**REQUIREMENTS**.
Output all records precisely as written.

(Collected data)

++++++++

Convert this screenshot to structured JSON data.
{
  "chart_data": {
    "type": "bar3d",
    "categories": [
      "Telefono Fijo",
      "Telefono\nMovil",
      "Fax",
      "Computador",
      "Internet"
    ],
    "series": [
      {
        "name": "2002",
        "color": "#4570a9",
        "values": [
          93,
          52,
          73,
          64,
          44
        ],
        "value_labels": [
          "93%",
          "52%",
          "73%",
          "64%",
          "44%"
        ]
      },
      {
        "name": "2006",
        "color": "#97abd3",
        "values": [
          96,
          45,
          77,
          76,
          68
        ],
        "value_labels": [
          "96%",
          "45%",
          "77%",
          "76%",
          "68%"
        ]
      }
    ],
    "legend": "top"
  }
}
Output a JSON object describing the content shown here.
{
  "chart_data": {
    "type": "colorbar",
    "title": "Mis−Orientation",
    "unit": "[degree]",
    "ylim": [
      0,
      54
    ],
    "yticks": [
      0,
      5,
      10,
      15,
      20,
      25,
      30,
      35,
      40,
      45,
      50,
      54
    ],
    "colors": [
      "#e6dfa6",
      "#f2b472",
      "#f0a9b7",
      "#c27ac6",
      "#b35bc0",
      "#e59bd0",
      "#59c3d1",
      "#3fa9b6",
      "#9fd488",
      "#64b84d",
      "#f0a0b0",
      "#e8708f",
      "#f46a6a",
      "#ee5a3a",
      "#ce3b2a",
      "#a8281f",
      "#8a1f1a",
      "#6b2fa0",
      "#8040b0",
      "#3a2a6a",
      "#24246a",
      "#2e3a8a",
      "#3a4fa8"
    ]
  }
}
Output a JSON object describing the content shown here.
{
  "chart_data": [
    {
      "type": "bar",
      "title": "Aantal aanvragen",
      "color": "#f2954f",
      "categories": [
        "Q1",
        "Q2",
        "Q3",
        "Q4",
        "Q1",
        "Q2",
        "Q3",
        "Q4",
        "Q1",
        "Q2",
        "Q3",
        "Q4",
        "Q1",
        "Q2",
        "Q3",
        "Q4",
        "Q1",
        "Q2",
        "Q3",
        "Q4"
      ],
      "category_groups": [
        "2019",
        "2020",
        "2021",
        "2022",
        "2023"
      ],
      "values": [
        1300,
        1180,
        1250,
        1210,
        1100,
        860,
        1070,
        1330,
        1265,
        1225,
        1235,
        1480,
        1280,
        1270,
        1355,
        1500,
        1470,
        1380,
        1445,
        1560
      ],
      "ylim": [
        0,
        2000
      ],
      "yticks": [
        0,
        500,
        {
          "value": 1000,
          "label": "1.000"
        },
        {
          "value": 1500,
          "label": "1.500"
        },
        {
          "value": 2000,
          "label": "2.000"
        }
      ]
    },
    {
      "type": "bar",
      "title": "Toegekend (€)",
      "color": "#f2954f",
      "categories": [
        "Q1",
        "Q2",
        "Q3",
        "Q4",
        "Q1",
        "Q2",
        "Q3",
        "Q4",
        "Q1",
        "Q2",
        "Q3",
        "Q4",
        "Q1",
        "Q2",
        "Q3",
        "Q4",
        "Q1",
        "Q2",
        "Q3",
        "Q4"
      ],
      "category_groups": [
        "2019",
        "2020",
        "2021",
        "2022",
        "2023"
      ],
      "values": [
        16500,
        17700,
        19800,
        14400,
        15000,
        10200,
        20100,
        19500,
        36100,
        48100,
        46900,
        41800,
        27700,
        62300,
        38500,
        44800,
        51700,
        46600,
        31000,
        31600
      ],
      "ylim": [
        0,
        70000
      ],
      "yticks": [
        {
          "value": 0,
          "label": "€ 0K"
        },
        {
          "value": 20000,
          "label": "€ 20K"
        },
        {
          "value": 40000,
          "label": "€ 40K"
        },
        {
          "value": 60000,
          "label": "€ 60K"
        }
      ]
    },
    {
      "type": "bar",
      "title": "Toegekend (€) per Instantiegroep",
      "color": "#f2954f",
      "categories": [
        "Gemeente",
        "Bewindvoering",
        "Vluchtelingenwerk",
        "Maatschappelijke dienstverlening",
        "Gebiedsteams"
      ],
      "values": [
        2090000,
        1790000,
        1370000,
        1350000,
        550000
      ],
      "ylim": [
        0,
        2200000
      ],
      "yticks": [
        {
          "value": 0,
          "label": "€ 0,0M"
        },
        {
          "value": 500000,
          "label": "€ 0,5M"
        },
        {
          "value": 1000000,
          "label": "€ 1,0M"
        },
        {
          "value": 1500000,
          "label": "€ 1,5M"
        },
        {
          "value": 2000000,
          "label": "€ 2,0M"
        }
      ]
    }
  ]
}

++++++++

**SOLVED PROBLEM**.
Convert this screenshot to structured JSON data.
{
  "chart_data": {
    "type": "bar3d",
    "categories": [
      "Telefono Fijo",
      "Telefono\nMovil",
      "Fax",
      "Computador",
      "Internet"
    ],
    "series": [
      {
        "name": "2002",
        "color": "#4570a9",
        "values": [
          93,
          52,
          73,
          64,
          44
        ],
        "value_labels": [
          "93%",
          "52%",
          "73%",
          "64%",
          "44%"
        ]
      },
      {
        "name": "2006",
        "color": "#97abd3",
        "values": [
          96,
          45,
          77,
          76,
          68
        ],
        "value_labels": [
          "96%",
          "45%",
          "77%",
          "76%",
          "68%"
        ]
      }
    ],
    "legend": "top"
  }
}
Output a JSON object describing the content shown here.
{
  "chart_data": {
    "type": "colorbar",
    "title": "Mis−Orientation",
    "unit": "[degree]",
    "ylim": [
      0,
      54
    ],
    "yticks": [
      0,
      5,
      10,
      15,
      20,
      25,
      30,
      35,
      40,
      45,
      50,
      54
    ],
    "colors": [
      "#e6dfa6",
      "#f2b472",
      "#f0a9b7",
      "#c27ac6",
      "#b35bc0",
      "#e59bd0",
      "#59c3d1",
      "#3fa9b6",
      "#9fd488",
      "#64b84d",
      "#f0a0b0",
      "#e8708f",
      "#f46a6a",
      "#ee5a3a",
      "#ce3b2a",
      "#a8281f",
      "#8a1f1a",
      "#6b2fa0",
      "#8040b0",
      "#3a2a6a",
      "#24246a",
      "#2e3a8a",
      "#3a4fa8"
    ]
  }
}
Output a JSON object describing the content shown here.
{
  "chart_data": [
    {
      "type": "bar",
      "title": "Aantal aanvragen",
      "color": "#f2954f",
      "categories": [
        "Q1",
        "Q2",
        "Q3",
        "Q4",
        "Q1",
        "Q2",
        "Q3",
        "Q4",
        "Q1",
        "Q2",
        "Q3",
        "Q4",
        "Q1",
        "Q2",
        "Q3",
        "Q4",
        "Q1",
        "Q2",
        "Q3",
        "Q4"
      ],
      "category_groups": [
        "2019",
        "2020",
        "2021",
        "2022",
        "2023"
      ],
      "values": [
        1300,
        1180,
        1250,
        1210,
        1100,
        860,
        1070,
        1330,
        1265,
        1225,
        1235,
        1480,
        1280,
        1270,
        1355,
        1500,
        1470,
        1380,
        1445,
        1560
      ],
      "ylim": [
        0,
        2000
      ],
      "yticks": [
        0,
        500,
        {
          "value": 1000,
          "label": "1.000"
        },
        {
          "value": 1500,
          "label": "1.500"
        },
        {
          "value": 2000,
          "label": "2.000"
        }
      ]
    },
    {
      "type": "bar",
      "title": "Toegekend (€)",
      "color": "#f2954f",
      "categories": [
        "Q1",
        "Q2",
        "Q3",
        "Q4",
        "Q1",
        "Q2",
        "Q3",
        "Q4",
        "Q1",
        "Q2",
        "Q3",
        "Q4",
        "Q1",
        "Q2",
        "Q3",
        "Q4",
        "Q1",
        "Q2",
        "Q3",
        "Q4"
      ],
      "category_groups": [
        "2019",
        "2020",
        "2021",
        "2022",
        "2023"
      ],
      "values": [
        16500,
        17700,
        19800,
        14400,
        15000,
        10200,
        20100,
        19500,
        36100,
        48100,
        46900,
        41800,
        27700,
        62300,
        38500,
        44800,
        51700,
        46600,
        31000,
        31600
      ],
      "ylim": [
        0,
        70000
      ],
      "yticks": [
        {
          "value": 0,
          "label": "€ 0K"
        },
        {
          "value": 20000,
          "label": "€ 20K"
        },
        {
          "value": 40000,
          "label": "€ 40K"
        },
        {
          "value": 60000,
          "label": "€ 60K"
        }
      ]
    },
    {
      "type": "bar",
      "title": "Toegekend (€) per Instantiegroep",
      "color": "#f2954f",
      "categories": [
        "Gemeente",
        "Bewindvoering",
        "Vluchtelingenwerk",
        "Maatschappelijke dienstverlening",
        "Gebiedsteams"
      ],
      "values": [
        2090000,
        1790000,
        1370000,
        1350000,
        550000
      ],
      "ylim": [
        0,
        2200000
      ],
      "yticks": [
        {
          "value": 0,
          "label": "€ 0,0M"
        },
        {
          "value": 500000,
          "label": "€ 0,5M"
        },
        {
          "value": 1000000,
          "label": "€ 1,0M"
        },
        {
          "value": 1500000,
          "label": "€ 1,5M"
        },
        {
          "value": 2000000,
          "label": "€ 2,0M"
        }
      ]
    }
  ]
}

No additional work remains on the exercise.